START LISTED ENTRIES

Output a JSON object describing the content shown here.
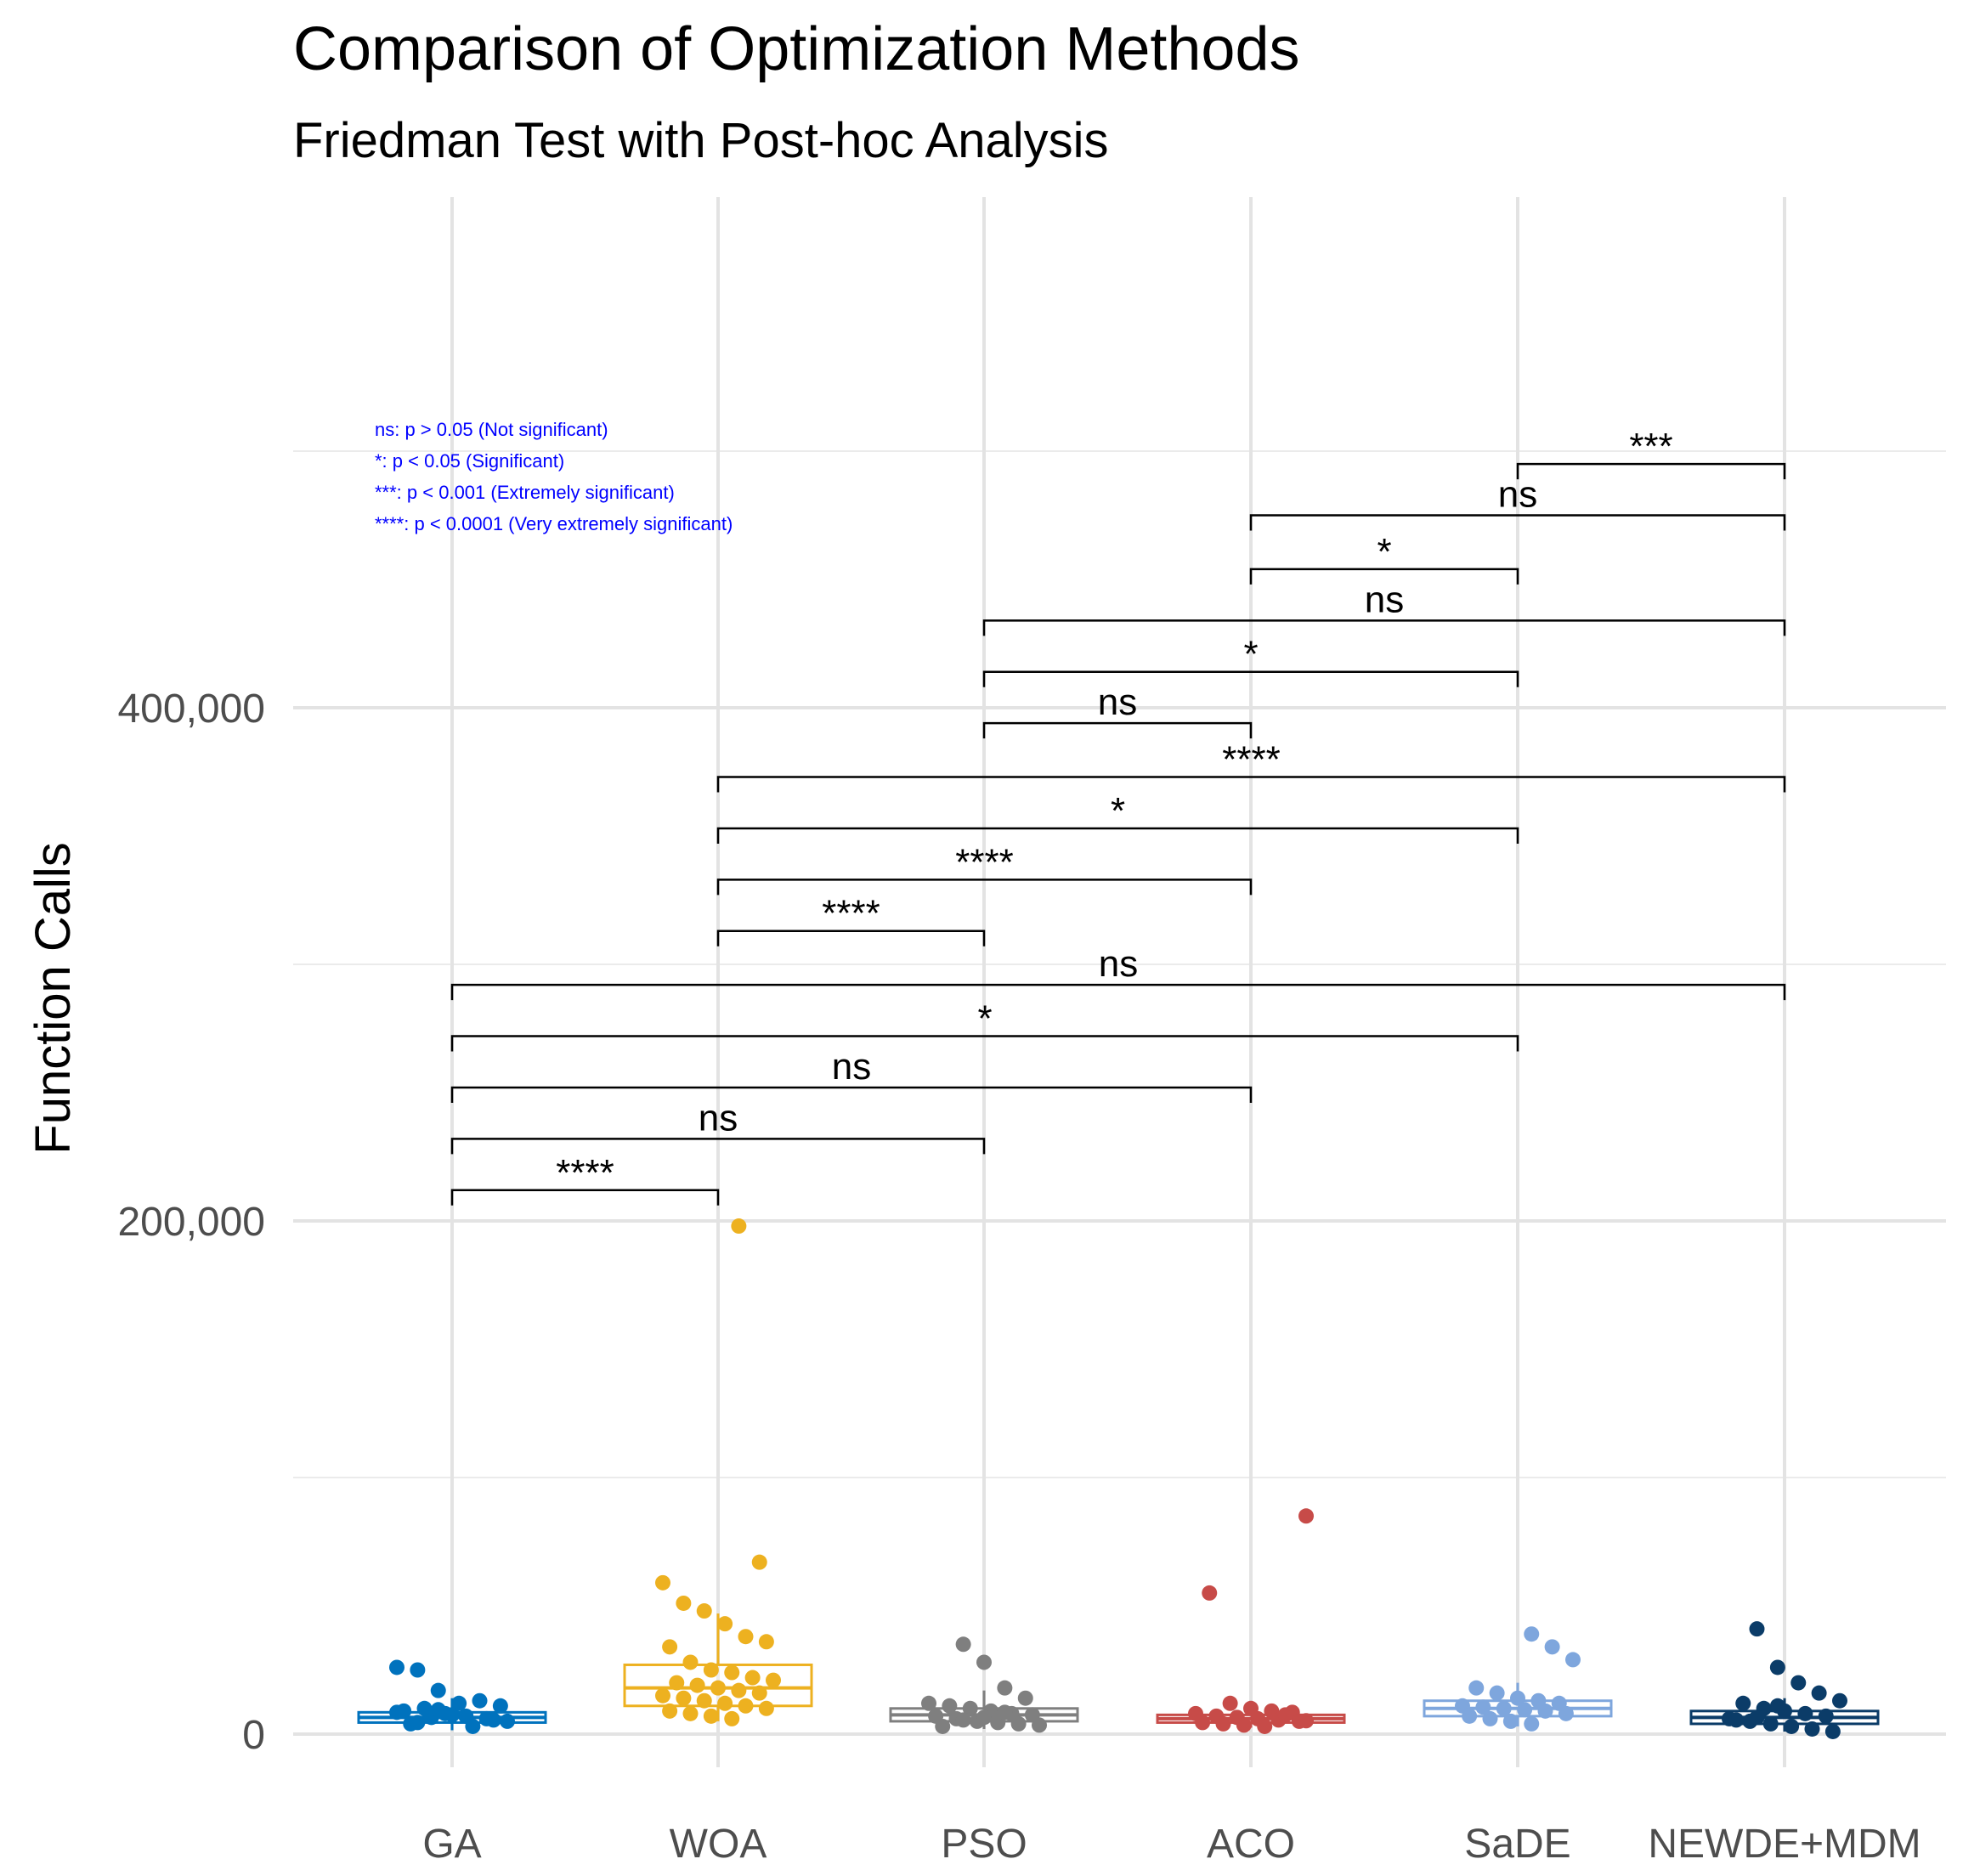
{
  "chart_data": {
    "type": "boxplot",
    "title": "Comparison of Optimization Methods",
    "subtitle": "Friedman Test with Post-hoc Analysis",
    "xlabel": "",
    "ylabel": "Function Calls",
    "ylim": [
      -10000,
      600000
    ],
    "y_ticks": [
      0,
      200000,
      400000
    ],
    "y_tick_labels": [
      "0",
      "200,000",
      "400,000"
    ],
    "categories": [
      "GA",
      "WOA",
      "PSO",
      "ACO",
      "SaDE",
      "NEWDE+MDM"
    ],
    "colors": [
      "#0072BD",
      "#EDB120",
      "#7F7F7F",
      "#C74B48",
      "#7EA6DD",
      "#0B3C68"
    ],
    "boxes": [
      {
        "q1": 4500,
        "median": 6500,
        "q3": 8500,
        "whisker_low": 1500,
        "whisker_high": 14000
      },
      {
        "q1": 11000,
        "median": 18000,
        "q3": 27000,
        "whisker_low": 5000,
        "whisker_high": 47000
      },
      {
        "q1": 5000,
        "median": 7500,
        "q3": 10000,
        "whisker_low": 2000,
        "whisker_high": 17000
      },
      {
        "q1": 4500,
        "median": 6000,
        "q3": 7500,
        "whisker_low": 2500,
        "whisker_high": 11000
      },
      {
        "q1": 7000,
        "median": 10000,
        "q3": 13000,
        "whisker_low": 3000,
        "whisker_high": 20000
      },
      {
        "q1": 4000,
        "median": 6500,
        "q3": 9000,
        "whisker_low": 1000,
        "whisker_high": 14000
      }
    ],
    "points": [
      [
        26000,
        25000,
        17000,
        12000,
        13000,
        11000,
        9000,
        10000,
        8000,
        7000,
        6000,
        5000,
        4000,
        6500,
        7500,
        3000,
        5500,
        8500,
        4500,
        9500
      ],
      [
        198000,
        67000,
        59000,
        51000,
        48000,
        43000,
        38000,
        36000,
        34000,
        28000,
        25000,
        24000,
        22000,
        21000,
        20000,
        19000,
        18000,
        17000,
        16000,
        15000,
        14000,
        13000,
        12000,
        11000,
        10000,
        9000,
        8000,
        7000,
        6000
      ],
      [
        35000,
        28000,
        18000,
        14000,
        12000,
        11000,
        10000,
        9000,
        8000,
        7500,
        7000,
        6000,
        5000,
        4500,
        4000,
        3500,
        3000,
        5500,
        6500,
        8500
      ],
      [
        85000,
        55000,
        12000,
        10000,
        9000,
        8500,
        8000,
        7000,
        6500,
        6000,
        5500,
        5000,
        4500,
        4000,
        3500,
        3000,
        7500,
        5200
      ],
      [
        39000,
        34000,
        29000,
        18000,
        16000,
        14000,
        13000,
        12000,
        11000,
        10500,
        10000,
        9500,
        9000,
        8000,
        7000,
        6000,
        5000,
        4000
      ],
      [
        41000,
        26000,
        20000,
        16000,
        13000,
        12000,
        10000,
        9000,
        8000,
        7000,
        6000,
        5000,
        4000,
        3000,
        2000,
        1000,
        5500,
        6500,
        11000
      ]
    ],
    "comparisons": [
      {
        "from": 0,
        "to": 1,
        "y": 212000,
        "label": "****"
      },
      {
        "from": 0,
        "to": 2,
        "y": 232000,
        "label": "ns"
      },
      {
        "from": 0,
        "to": 3,
        "y": 252000,
        "label": "ns"
      },
      {
        "from": 0,
        "to": 4,
        "y": 272000,
        "label": "*"
      },
      {
        "from": 0,
        "to": 5,
        "y": 292000,
        "label": "ns"
      },
      {
        "from": 1,
        "to": 2,
        "y": 313000,
        "label": "****"
      },
      {
        "from": 1,
        "to": 3,
        "y": 333000,
        "label": "****"
      },
      {
        "from": 1,
        "to": 4,
        "y": 353000,
        "label": "*"
      },
      {
        "from": 1,
        "to": 5,
        "y": 373000,
        "label": "****"
      },
      {
        "from": 2,
        "to": 3,
        "y": 394000,
        "label": "ns"
      },
      {
        "from": 2,
        "to": 4,
        "y": 414000,
        "label": "*"
      },
      {
        "from": 2,
        "to": 5,
        "y": 434000,
        "label": "ns"
      },
      {
        "from": 3,
        "to": 4,
        "y": 454000,
        "label": "*"
      },
      {
        "from": 3,
        "to": 5,
        "y": 475000,
        "label": "ns"
      },
      {
        "from": 4,
        "to": 5,
        "y": 495000,
        "label": "***"
      }
    ],
    "legend_notes": [
      "ns: p > 0.05 (Not significant)",
      "*: p < 0.05 (Significant)",
      "***: p < 0.001 (Extremely significant)",
      "****: p < 0.0001  (Very extremely significant)"
    ],
    "legend_position": "top-left"
  }
}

END LISTED ENTRIES

● **GIVEN TASK**
Among the lines above, count those containing the word "median" and give nothing but the result.

● **TASK RESPONSE**
6